- DESCRIPTION OF THE TASK:
Below is some material; transcribe all of it exactly.

- INPUT MATERIAL:
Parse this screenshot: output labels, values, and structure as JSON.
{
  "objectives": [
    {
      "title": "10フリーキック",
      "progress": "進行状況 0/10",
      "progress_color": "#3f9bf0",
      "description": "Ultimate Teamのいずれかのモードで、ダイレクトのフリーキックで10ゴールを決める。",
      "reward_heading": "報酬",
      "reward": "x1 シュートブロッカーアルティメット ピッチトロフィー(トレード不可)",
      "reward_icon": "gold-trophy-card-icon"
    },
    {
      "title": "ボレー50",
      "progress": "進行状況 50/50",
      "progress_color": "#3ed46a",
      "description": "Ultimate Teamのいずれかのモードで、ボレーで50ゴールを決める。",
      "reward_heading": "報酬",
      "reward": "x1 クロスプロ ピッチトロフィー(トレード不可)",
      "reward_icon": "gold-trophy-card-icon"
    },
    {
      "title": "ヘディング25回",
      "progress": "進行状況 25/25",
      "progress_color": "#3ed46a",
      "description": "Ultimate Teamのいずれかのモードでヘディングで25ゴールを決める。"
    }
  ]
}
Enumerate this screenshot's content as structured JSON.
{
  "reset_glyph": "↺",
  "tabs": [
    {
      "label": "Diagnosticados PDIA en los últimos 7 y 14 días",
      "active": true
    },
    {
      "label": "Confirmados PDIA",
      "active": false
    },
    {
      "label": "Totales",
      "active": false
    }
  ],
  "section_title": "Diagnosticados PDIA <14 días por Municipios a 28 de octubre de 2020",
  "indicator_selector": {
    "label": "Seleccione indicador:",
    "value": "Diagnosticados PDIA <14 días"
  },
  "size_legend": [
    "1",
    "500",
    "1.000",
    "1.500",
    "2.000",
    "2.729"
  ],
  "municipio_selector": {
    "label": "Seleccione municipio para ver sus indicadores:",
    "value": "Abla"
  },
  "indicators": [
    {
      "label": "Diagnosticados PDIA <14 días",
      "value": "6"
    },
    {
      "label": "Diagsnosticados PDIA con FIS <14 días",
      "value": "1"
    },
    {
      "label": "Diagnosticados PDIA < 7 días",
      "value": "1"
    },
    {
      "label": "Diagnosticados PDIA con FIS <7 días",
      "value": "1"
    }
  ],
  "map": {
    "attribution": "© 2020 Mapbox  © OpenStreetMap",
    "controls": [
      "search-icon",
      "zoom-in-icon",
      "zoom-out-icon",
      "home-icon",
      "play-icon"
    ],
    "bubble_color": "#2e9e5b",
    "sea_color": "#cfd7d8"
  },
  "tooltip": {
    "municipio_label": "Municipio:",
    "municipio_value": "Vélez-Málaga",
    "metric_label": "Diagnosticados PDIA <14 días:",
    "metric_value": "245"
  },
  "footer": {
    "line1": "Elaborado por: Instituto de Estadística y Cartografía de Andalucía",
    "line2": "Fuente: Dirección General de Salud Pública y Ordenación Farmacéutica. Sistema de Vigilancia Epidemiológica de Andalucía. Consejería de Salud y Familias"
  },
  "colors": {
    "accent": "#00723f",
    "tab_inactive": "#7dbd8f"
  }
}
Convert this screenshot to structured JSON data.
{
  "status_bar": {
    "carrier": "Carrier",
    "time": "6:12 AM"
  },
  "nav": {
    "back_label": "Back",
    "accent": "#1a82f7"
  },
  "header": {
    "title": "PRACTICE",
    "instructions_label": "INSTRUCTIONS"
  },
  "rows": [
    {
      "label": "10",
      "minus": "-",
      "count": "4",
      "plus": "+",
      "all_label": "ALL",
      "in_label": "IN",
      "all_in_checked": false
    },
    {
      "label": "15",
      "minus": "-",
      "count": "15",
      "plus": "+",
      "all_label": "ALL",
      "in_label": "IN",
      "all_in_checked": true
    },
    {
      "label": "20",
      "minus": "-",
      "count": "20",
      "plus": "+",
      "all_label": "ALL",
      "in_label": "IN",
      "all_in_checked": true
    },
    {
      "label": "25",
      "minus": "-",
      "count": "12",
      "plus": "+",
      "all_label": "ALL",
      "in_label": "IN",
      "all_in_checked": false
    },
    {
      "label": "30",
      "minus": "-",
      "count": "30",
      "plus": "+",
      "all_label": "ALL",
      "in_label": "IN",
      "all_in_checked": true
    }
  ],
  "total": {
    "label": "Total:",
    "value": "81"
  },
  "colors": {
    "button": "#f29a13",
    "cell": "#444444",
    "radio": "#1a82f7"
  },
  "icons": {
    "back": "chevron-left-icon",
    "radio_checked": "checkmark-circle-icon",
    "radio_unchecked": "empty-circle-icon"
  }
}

- EXERCISE SOLUTION:
Parse this screenshot: output labels, values, and structure as JSON.
{
  "objectives": [
    {
      "title": "10フリーキック",
      "progress": "進行状況 0/10",
      "progress_color": "#3f9bf0",
      "description": "Ultimate Teamのいずれかのモードで、ダイレクトのフリーキックで10ゴールを決める。",
      "reward_heading": "報酬",
      "reward": "x1 シュートブロッカーアルティメット ピッチトロフィー(トレード不可)",
      "reward_icon": "gold-trophy-card-icon"
    },
    {
      "title": "ボレー50",
      "progress": "進行状況 50/50",
      "progress_color": "#3ed46a",
      "description": "Ultimate Teamのいずれかのモードで、ボレーで50ゴールを決める。",
      "reward_heading": "報酬",
      "reward": "x1 クロスプロ ピッチトロフィー(トレード不可)",
      "reward_icon": "gold-trophy-card-icon"
    },
    {
      "title": "ヘディング25回",
      "progress": "進行状況 25/25",
      "progress_color": "#3ed46a",
      "description": "Ultimate Teamのいずれかのモードでヘディングで25ゴールを決める。"
    }
  ]
}
Enumerate this screenshot's content as structured JSON.
{
  "reset_glyph": "↺",
  "tabs": [
    {
      "label": "Diagnosticados PDIA en los últimos 7 y 14 días",
      "active": true
    },
    {
      "label": "Confirmados PDIA",
      "active": false
    },
    {
      "label": "Totales",
      "active": false
    }
  ],
  "section_title": "Diagnosticados PDIA <14 días por Municipios a 28 de octubre de 2020",
  "indicator_selector": {
    "label": "Seleccione indicador:",
    "value": "Diagnosticados PDIA <14 días"
  },
  "size_legend": [
    "1",
    "500",
    "1.000",
    "1.500",
    "2.000",
    "2.729"
  ],
  "municipio_selector": {
    "label": "Seleccione municipio para ver sus indicadores:",
    "value": "Abla"
  },
  "indicators": [
    {
      "label": "Diagnosticados PDIA <14 días",
      "value": "6"
    },
    {
      "label": "Diagsnosticados PDIA con FIS <14 días",
      "value": "1"
    },
    {
      "label": "Diagnosticados PDIA < 7 días",
      "value": "1"
    },
    {
      "label": "Diagnosticados PDIA con FIS <7 días",
      "value": "1"
    }
  ],
  "map": {
    "attribution": "© 2020 Mapbox  © OpenStreetMap",
    "controls": [
      "search-icon",
      "zoom-in-icon",
      "zoom-out-icon",
      "home-icon",
      "play-icon"
    ],
    "bubble_color": "#2e9e5b",
    "sea_color": "#cfd7d8"
  },
  "tooltip": {
    "municipio_label": "Municipio:",
    "municipio_value": "Vélez-Málaga",
    "metric_label": "Diagnosticados PDIA <14 días:",
    "metric_value": "245"
  },
  "footer": {
    "line1": "Elaborado por: Instituto de Estadística y Cartografía de Andalucía",
    "line2": "Fuente: Dirección General de Salud Pública y Ordenación Farmacéutica. Sistema de Vigilancia Epidemiológica de Andalucía. Consejería de Salud y Familias"
  },
  "colors": {
    "accent": "#00723f",
    "tab_inactive": "#7dbd8f"
  }
}
Convert this screenshot to structured JSON data.
{
  "status_bar": {
    "carrier": "Carrier",
    "time": "6:12 AM"
  },
  "nav": {
    "back_label": "Back",
    "accent": "#1a82f7"
  },
  "header": {
    "title": "PRACTICE",
    "instructions_label": "INSTRUCTIONS"
  },
  "rows": [
    {
      "label": "10",
      "minus": "-",
      "count": "4",
      "plus": "+",
      "all_label": "ALL",
      "in_label": "IN",
      "all_in_checked": false
    },
    {
      "label": "15",
      "minus": "-",
      "count": "15",
      "plus": "+",
      "all_label": "ALL",
      "in_label": "IN",
      "all_in_checked": true
    },
    {
      "label": "20",
      "minus": "-",
      "count": "20",
      "plus": "+",
      "all_label": "ALL",
      "in_label": "IN",
      "all_in_checked": true
    },
    {
      "label": "25",
      "minus": "-",
      "count": "12",
      "plus": "+",
      "all_label": "ALL",
      "in_label": "IN",
      "all_in_checked": false
    },
    {
      "label": "30",
      "minus": "-",
      "count": "30",
      "plus": "+",
      "all_label": "ALL",
      "in_label": "IN",
      "all_in_checked": true
    }
  ],
  "total": {
    "label": "Total:",
    "value": "81"
  },
  "colors": {
    "button": "#f29a13",
    "cell": "#444444",
    "radio": "#1a82f7"
  },
  "icons": {
    "back": "chevron-left-icon",
    "radio_checked": "checkmark-circle-icon",
    "radio_unchecked": "empty-circle-icon"
  }
}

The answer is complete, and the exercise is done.